_TEXT SEGMENT_
╔══
React will support async loading within render functions via thrown Promises - btown
https://twitter.com/acdlite/status/969171217356746752
======
btown
Dan Abramov just gave a much-hyped talk on this at JSConf Iceland;
unfortunately, the livestream of his talk is no longer available as 4 hours
have elapsed, but here's a screenshot I was able to capture:

[https://www.dropbox.com/s/wybqgtftuyqipk8/Screenshot%202018-...](https://www.dropbox.com/s/wybqgtftuyqipk8/Screenshot%202018-03-01%2009.41.11.png?dl=0)

And, digging into the source code released in this companion tweet,
imageFetcher.read() indeed throws a Promise that is apparently caught by
React's new error handling infrastructure and pauses rendering for the
subtree.
[https://github.com/facebook/react/blob/master/packages/simpl...](https://github.com/facebook/react/blob/master/packages/simple-
cache-provider/src/SimpleCacheProvider.js#L187)

The talk indicated that there will be tons of support for showing spinners,
allowing interactivity with the rest of the interface, etc. while this loading
is ongoing.

Abramov, Clark, and other React core team members hyped this as "ushering in a
new era of innovation" and productivity, and while it's too soon to tell
without having access to the full presentation, what we know so far shows a
lot of Promise!
╚══
[Records contained in a dataset]
╔══
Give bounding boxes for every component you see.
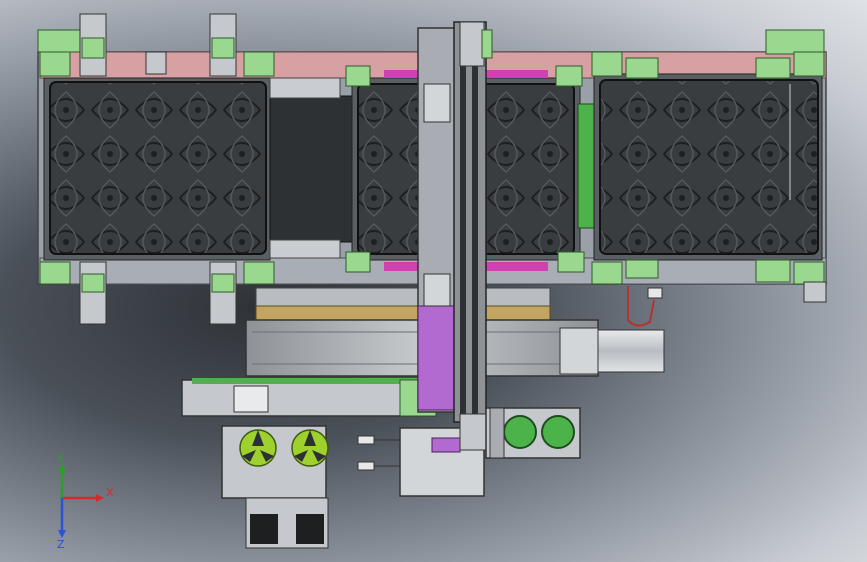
cad-assembly-viewport: X Y Z	[37, 13, 827, 551]
motor-cable	[627, 281, 827, 327]
transfer-arm	[181, 378, 437, 417]
triad-x-label: X	[106, 486, 114, 499]
tray-channel	[269, 77, 357, 259]
triad-z-label: Z	[57, 538, 65, 551]
triad-y-label: Y	[56, 452, 64, 465]
tray-right	[593, 73, 823, 261]
chuck-station	[221, 425, 329, 549]
sensor-connectors	[357, 435, 400, 471]
y-axis-gantry	[417, 21, 493, 423]
coordinate-triad: X Y Z	[56, 452, 114, 551]
gripper-head	[399, 407, 581, 497]
tray-left	[43, 77, 271, 261]
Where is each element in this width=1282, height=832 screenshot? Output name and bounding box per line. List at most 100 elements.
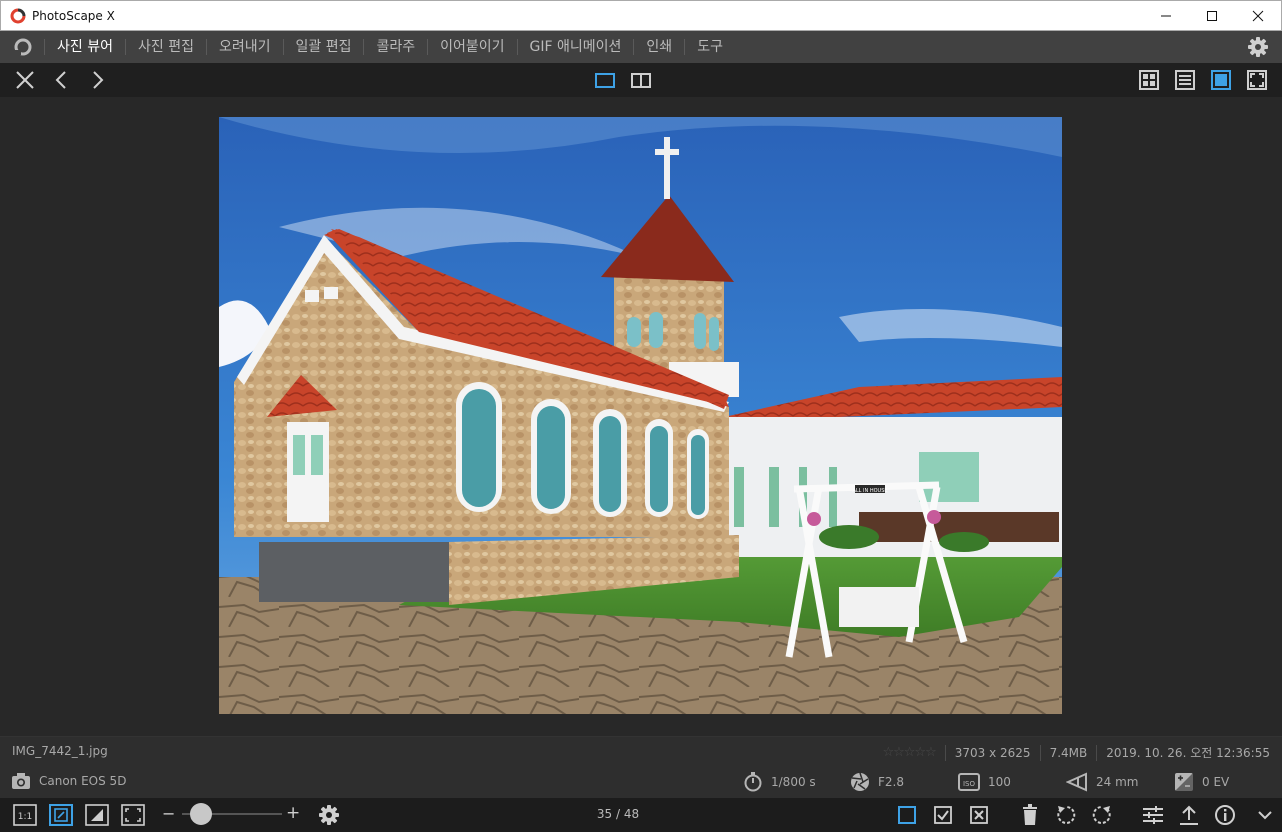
╚══
_EXERCISES TO COMPLETE_
1. Answer these questions about the thread on React async loading:
(a) At which event did Dan Abramov give the talk?
(b) Which call in the released source code throws a Promise?
(c) Why is the livestream of the talk no longer available?
2. Edit the thread on React async loading by writing out the part from "And, digging into" to "is ongoing." with "spinners" changed to "loading indicators".

_EXERCISE SOLUTIONS_
1.
(a) JSConf Iceland.
(b) imageFetcher.read().
(c) Because 4 hours have elapsed.

2.
And, digging into the source code released in this companion tweet,
imageFetcher.read() indeed throws a Promise that is apparently caught by
React's new error handling infrastructure and pauses rendering for the
subtree.
[https://github.com/facebook/react/blob/master/packages/simpl...](https://github.com/facebook/react/blob/master/packages/simple-
cache-provider/src/SimpleCacheProvider.js#L187)

The talk indicated that there will be tons of support for showing loading indicators,
allowing interactivity with the rest of the interface, etc. while this loading
is ongoing.